>>>>>

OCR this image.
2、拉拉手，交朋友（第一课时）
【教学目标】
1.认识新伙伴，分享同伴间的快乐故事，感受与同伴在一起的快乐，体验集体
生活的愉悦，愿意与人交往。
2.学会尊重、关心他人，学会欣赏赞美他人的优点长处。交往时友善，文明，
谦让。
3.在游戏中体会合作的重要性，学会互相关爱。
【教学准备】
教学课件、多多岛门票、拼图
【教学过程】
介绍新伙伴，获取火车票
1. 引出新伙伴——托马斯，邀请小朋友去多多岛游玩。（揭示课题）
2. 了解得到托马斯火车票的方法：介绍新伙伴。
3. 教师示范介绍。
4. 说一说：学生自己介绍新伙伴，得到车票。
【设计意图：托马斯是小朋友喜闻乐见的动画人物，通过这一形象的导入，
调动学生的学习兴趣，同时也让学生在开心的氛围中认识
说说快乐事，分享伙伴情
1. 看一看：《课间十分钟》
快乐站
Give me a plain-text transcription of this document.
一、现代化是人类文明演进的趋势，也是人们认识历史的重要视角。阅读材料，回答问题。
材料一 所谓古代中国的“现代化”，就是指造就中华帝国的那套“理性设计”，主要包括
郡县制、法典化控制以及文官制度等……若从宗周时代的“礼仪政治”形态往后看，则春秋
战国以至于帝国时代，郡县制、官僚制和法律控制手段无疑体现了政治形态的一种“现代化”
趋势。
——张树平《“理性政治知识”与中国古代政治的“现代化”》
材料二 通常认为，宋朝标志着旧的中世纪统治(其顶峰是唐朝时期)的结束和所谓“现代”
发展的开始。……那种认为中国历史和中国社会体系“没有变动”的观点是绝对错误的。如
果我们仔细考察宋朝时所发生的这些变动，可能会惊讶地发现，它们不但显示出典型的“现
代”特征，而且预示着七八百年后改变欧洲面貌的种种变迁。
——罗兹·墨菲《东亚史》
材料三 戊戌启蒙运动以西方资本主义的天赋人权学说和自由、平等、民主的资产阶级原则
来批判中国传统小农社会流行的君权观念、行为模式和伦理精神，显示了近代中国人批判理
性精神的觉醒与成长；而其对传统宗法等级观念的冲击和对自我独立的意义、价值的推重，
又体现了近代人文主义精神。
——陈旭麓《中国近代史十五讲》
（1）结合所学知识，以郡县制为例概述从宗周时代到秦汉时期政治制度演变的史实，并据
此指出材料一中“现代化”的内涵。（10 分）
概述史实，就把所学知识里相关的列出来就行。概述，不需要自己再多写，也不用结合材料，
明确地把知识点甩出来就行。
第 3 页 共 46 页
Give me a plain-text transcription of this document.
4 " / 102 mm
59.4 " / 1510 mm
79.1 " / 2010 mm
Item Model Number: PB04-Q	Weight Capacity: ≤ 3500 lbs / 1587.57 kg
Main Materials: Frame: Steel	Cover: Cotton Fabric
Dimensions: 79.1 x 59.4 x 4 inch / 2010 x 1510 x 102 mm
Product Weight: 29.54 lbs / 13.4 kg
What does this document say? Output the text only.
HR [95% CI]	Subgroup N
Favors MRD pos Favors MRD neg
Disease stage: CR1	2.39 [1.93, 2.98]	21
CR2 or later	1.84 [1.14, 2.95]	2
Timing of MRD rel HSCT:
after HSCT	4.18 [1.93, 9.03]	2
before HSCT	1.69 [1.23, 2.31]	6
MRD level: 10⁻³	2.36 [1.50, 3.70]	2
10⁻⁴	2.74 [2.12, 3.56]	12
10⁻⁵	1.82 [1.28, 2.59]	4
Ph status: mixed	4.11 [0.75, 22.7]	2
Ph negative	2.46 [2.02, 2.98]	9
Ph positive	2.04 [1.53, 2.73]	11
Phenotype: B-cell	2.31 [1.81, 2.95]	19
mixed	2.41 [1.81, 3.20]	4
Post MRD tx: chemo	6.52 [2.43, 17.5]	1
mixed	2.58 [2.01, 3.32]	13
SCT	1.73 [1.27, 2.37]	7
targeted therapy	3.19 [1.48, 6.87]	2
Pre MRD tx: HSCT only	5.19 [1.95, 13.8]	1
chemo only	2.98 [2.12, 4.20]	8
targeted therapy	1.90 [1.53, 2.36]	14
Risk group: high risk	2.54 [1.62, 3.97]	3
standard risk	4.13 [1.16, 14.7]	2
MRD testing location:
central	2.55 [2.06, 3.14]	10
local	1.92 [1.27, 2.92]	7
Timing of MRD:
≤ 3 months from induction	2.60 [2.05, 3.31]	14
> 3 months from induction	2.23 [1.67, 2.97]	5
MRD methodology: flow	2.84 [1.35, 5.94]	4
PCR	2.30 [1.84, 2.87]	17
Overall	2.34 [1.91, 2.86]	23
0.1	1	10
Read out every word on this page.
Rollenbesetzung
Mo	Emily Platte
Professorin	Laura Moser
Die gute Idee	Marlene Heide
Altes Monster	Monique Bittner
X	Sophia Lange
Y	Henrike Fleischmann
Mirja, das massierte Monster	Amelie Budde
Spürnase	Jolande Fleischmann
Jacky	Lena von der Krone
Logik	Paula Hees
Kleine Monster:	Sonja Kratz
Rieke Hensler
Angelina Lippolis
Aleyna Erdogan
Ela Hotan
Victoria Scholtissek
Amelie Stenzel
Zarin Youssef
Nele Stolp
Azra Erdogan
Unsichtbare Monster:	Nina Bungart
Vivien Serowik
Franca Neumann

<<<<<

__WHAT YOU HAVE TO DO__: How many lines of the data contain the word "months"? Answer with the number alone.

__WRITTEN SOLUTION__: 2